* The input:
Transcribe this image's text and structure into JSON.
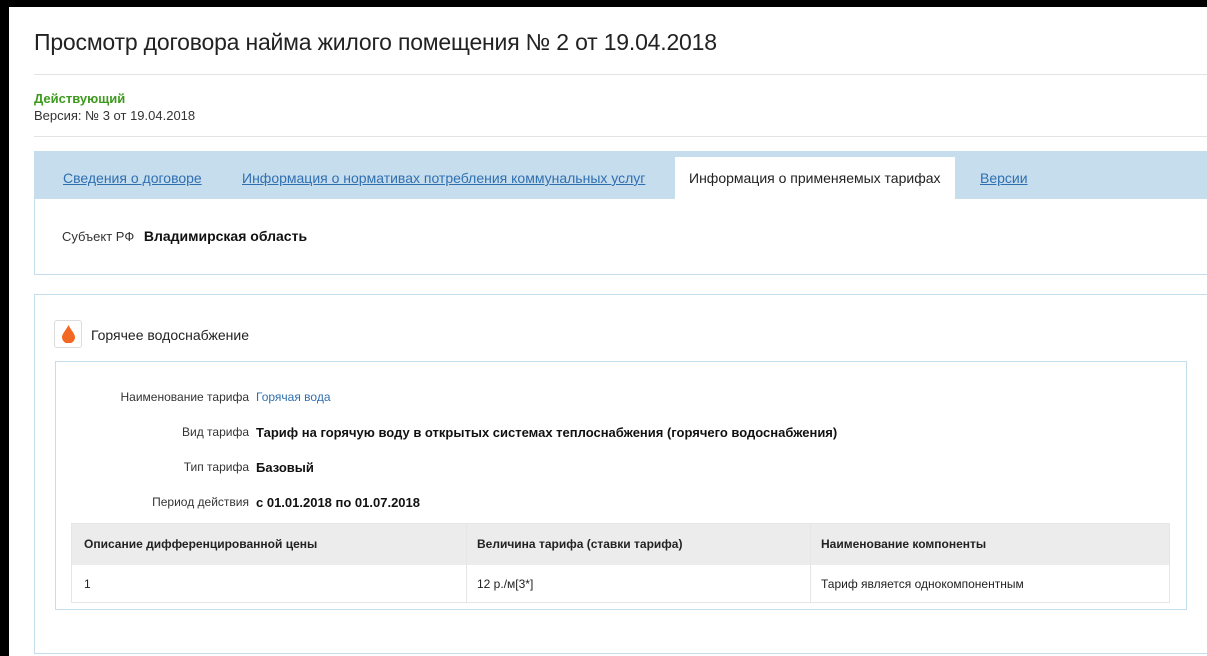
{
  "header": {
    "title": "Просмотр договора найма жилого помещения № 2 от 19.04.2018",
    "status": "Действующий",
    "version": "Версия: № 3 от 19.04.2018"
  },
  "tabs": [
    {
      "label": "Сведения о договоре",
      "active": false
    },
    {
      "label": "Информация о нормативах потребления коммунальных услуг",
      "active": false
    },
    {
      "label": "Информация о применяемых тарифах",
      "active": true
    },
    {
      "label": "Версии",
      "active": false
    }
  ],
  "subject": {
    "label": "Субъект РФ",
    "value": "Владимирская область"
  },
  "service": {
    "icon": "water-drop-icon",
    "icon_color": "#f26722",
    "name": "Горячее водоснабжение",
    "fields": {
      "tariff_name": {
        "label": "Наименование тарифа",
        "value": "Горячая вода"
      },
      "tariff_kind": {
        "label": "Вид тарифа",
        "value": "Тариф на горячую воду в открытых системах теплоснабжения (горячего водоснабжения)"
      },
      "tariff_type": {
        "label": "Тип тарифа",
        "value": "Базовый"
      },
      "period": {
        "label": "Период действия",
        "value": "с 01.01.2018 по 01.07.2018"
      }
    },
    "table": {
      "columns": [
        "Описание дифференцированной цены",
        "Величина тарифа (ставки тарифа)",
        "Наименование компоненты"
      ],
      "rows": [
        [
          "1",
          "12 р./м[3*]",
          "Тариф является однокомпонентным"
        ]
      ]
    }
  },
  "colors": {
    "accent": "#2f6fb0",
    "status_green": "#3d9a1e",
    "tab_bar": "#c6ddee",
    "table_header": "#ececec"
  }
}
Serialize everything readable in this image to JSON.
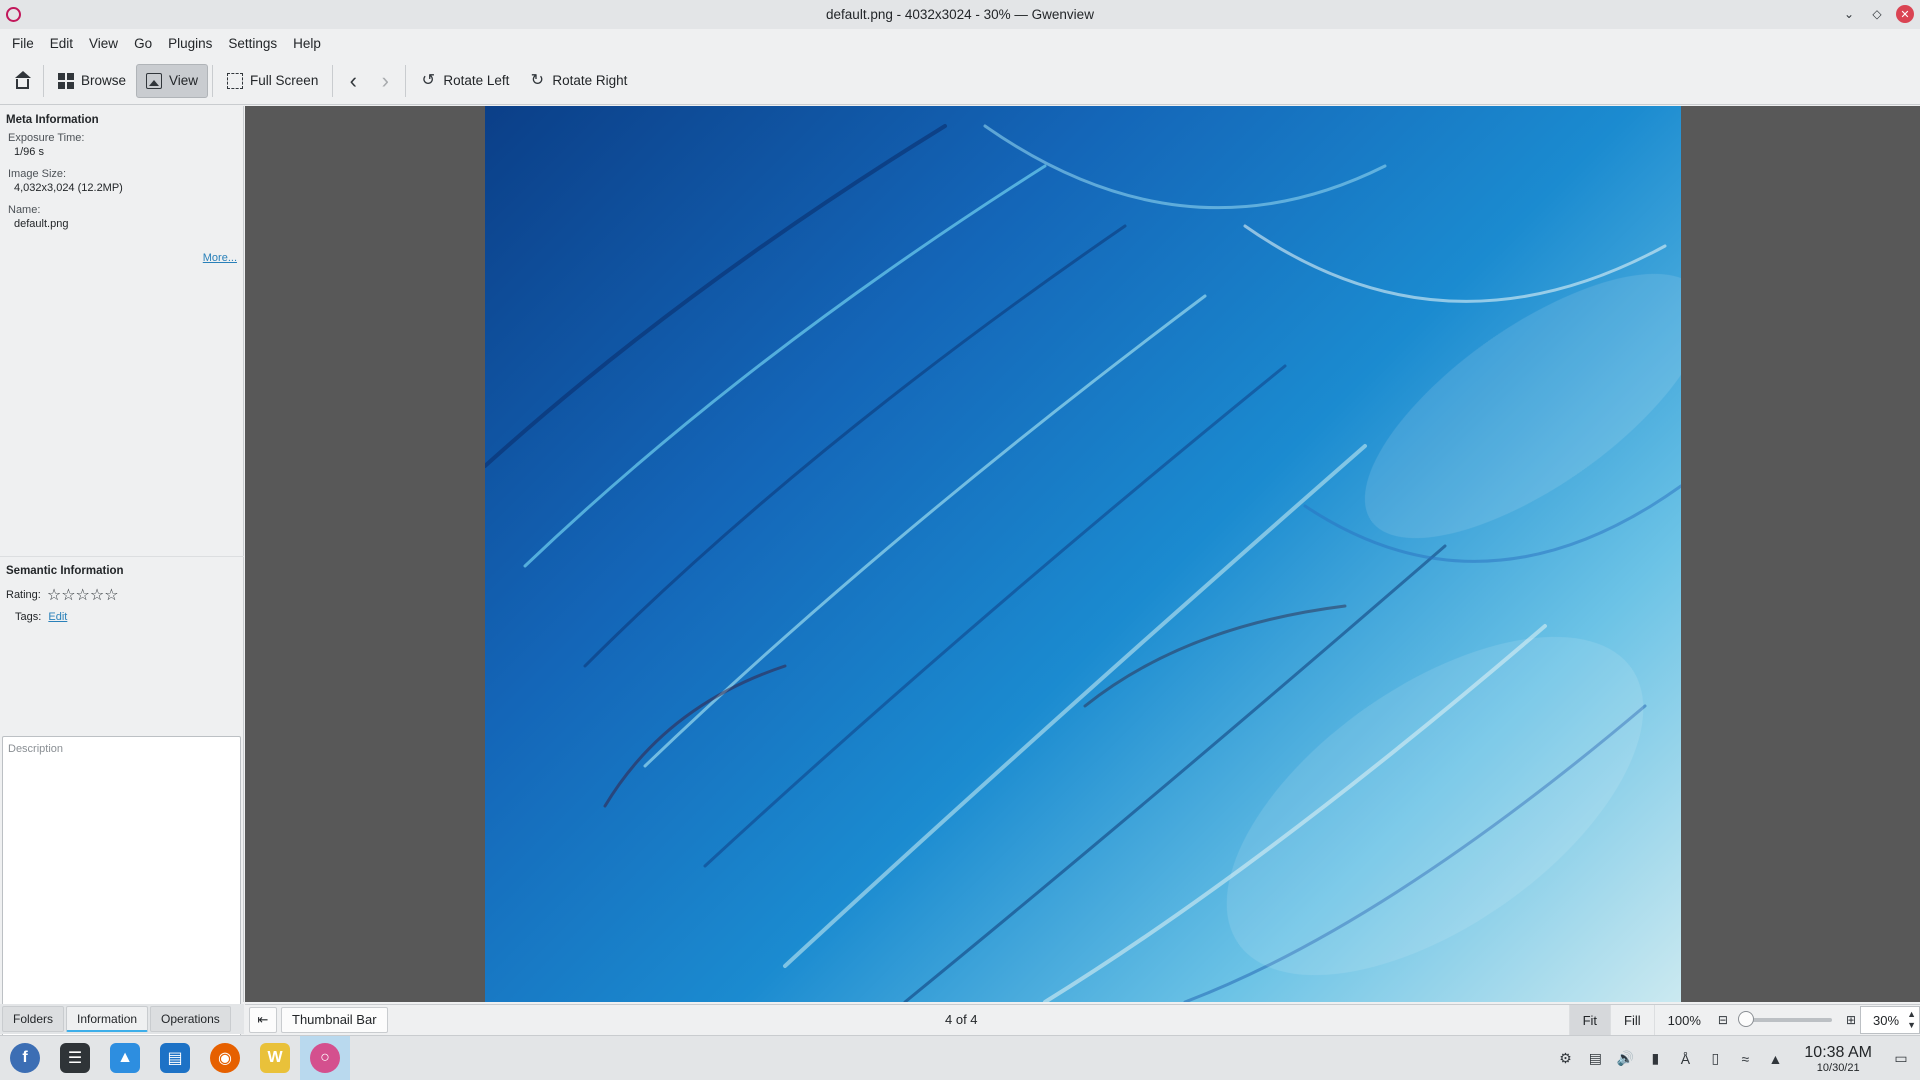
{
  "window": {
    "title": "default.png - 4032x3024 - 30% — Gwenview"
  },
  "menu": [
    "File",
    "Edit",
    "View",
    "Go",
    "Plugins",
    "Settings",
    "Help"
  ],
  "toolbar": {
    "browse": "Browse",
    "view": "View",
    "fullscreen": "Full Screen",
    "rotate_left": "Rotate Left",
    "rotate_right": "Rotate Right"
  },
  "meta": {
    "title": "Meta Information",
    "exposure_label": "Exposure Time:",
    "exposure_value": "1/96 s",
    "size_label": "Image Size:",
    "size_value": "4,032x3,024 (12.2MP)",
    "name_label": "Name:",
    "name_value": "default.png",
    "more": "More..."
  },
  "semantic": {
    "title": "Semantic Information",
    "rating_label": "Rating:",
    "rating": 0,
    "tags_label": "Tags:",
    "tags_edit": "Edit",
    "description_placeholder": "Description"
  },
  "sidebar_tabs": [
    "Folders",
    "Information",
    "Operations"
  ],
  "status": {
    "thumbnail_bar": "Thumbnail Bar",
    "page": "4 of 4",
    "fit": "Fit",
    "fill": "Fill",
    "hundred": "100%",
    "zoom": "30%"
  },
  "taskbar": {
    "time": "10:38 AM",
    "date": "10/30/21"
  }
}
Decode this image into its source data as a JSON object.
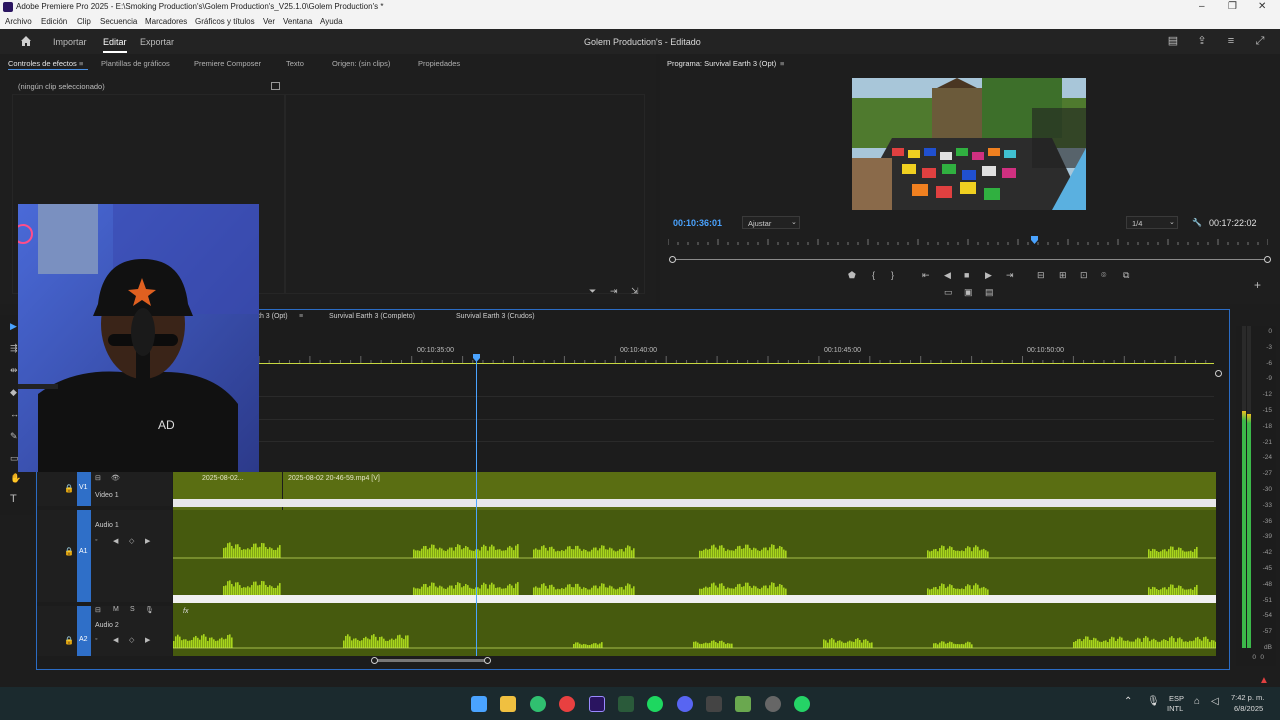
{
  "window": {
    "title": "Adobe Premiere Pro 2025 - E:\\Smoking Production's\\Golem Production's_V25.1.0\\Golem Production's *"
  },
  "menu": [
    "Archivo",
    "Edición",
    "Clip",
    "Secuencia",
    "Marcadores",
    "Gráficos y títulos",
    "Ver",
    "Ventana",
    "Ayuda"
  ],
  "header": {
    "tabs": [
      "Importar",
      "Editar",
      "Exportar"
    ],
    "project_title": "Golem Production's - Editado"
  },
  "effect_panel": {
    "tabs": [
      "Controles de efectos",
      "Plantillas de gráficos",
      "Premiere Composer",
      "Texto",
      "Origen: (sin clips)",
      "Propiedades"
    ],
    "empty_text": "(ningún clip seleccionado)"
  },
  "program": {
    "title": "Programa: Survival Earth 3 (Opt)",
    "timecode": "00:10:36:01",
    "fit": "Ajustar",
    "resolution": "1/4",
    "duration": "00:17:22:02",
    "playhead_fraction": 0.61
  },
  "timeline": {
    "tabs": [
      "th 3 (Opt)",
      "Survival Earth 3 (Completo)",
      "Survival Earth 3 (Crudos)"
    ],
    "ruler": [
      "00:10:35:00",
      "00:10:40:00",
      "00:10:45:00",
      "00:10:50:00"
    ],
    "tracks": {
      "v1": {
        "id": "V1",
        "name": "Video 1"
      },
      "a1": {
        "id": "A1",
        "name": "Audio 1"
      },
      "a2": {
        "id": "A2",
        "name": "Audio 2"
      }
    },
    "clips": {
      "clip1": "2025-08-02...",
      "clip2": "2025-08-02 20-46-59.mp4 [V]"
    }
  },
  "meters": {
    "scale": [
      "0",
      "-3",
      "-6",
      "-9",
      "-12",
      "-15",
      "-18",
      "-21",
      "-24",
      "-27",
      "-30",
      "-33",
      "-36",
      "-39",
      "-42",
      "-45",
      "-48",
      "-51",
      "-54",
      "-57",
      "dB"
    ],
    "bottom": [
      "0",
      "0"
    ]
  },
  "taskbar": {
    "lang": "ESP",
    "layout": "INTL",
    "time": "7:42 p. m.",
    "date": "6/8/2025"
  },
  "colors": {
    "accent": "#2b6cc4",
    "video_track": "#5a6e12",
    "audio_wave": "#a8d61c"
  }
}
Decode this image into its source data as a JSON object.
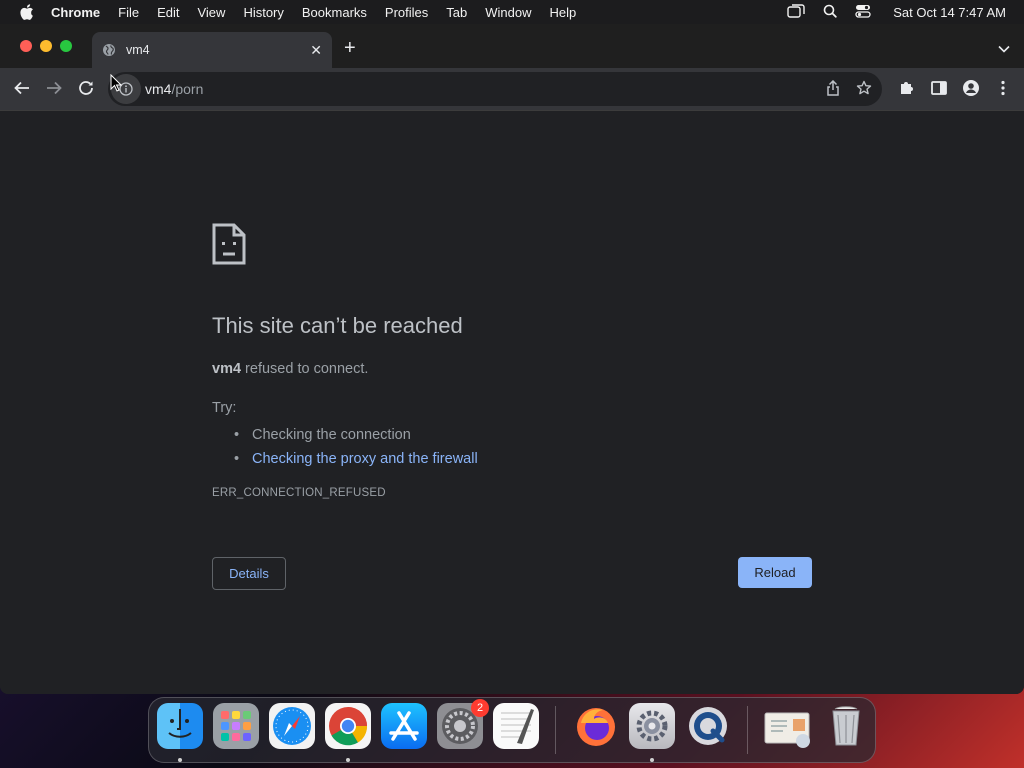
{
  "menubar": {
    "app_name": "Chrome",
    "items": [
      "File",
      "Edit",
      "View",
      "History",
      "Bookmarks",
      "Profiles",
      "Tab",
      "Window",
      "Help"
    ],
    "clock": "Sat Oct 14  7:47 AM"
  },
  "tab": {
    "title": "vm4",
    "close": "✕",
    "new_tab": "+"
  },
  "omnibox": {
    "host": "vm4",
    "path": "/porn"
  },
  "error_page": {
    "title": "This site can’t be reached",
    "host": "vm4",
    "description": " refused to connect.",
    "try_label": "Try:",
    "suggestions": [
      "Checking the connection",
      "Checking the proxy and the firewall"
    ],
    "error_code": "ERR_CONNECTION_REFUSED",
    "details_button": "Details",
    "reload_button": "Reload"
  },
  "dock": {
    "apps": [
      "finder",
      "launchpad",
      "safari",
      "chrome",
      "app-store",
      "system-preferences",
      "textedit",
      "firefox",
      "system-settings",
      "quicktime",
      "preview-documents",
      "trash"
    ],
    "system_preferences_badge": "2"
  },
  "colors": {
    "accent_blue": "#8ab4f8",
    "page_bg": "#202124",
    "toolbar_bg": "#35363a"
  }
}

* Set problem:
From the data above, work out how many lines contain the string "Survival" and reply with only the number.

* Response below:
3